#### [OBJECTIVE]
Return the records, each one exactly as written.

(Figure record listings)
-=-=-=-=-
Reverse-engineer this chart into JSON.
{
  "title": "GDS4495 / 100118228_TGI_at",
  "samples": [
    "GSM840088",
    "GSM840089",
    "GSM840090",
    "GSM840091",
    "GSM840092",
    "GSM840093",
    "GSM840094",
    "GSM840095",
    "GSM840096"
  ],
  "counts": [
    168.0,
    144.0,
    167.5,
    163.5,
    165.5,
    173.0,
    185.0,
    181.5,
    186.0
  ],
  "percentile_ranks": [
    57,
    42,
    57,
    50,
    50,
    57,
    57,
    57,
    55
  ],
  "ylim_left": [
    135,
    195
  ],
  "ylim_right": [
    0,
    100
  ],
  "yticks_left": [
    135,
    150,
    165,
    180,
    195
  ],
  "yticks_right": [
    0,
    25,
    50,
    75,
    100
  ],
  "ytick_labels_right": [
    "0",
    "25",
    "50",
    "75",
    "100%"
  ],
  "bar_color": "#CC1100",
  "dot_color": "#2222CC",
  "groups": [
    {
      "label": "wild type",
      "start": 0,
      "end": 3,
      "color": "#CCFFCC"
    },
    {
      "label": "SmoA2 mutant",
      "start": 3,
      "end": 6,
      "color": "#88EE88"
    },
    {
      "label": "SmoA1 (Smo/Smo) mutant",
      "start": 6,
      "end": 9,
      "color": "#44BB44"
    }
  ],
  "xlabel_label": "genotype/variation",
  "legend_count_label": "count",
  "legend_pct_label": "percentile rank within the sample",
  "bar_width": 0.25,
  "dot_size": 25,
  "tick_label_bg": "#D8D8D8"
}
-=-=-=-=-
#### [IN RESPONSE]
Reverse-engineer this chart into JSON.
{
  "title": "GDS4495 / 100118228_TGI_at",
  "samples": [
    "GSM840088",
    "GSM840089",
    "GSM840090",
    "GSM840091",
    "GSM840092",
    "GSM840093",
    "GSM840094",
    "GSM840095",
    "GSM840096"
  ],
  "counts": [
    168.0,
    144.0,
    167.5,
    163.5,
    165.5,
    173.0,
    185.0,
    181.5,
    186.0
  ],
  "percentile_ranks": [
    57,
    42,
    57,
    50,
    50,
    57,
    57,
    57,
    55
  ],
  "ylim_left": [
    135,
    195
  ],
  "ylim_right": [
    0,
    100
  ],
  "yticks_left": [
    135,
    150,
    165,
    180,
    195
  ],
  "yticks_right": [
    0,
    25,
    50,
    75,
    100
  ],
  "ytick_labels_right": [
    "0",
    "25",
    "50",
    "75",
    "100%"
  ],
  "bar_color": "#CC1100",
  "dot_color": "#2222CC",
  "groups": [
    {
      "label": "wild type",
      "start": 0,
      "end": 3,
      "color": "#CCFFCC"
    },
    {
      "label": "SmoA2 mutant",
      "start": 3,
      "end": 6,
      "color": "#88EE88"
    },
    {
      "label": "SmoA1 (Smo/Smo) mutant",
      "start": 6,
      "end": 9,
      "color": "#44BB44"
    }
  ],
  "xlabel_label": "genotype/variation",
  "legend_count_label": "count",
  "legend_pct_label": "percentile rank within the sample",
  "bar_width": 0.25,
  "dot_size": 25,
  "tick_label_bg": "#D8D8D8"
}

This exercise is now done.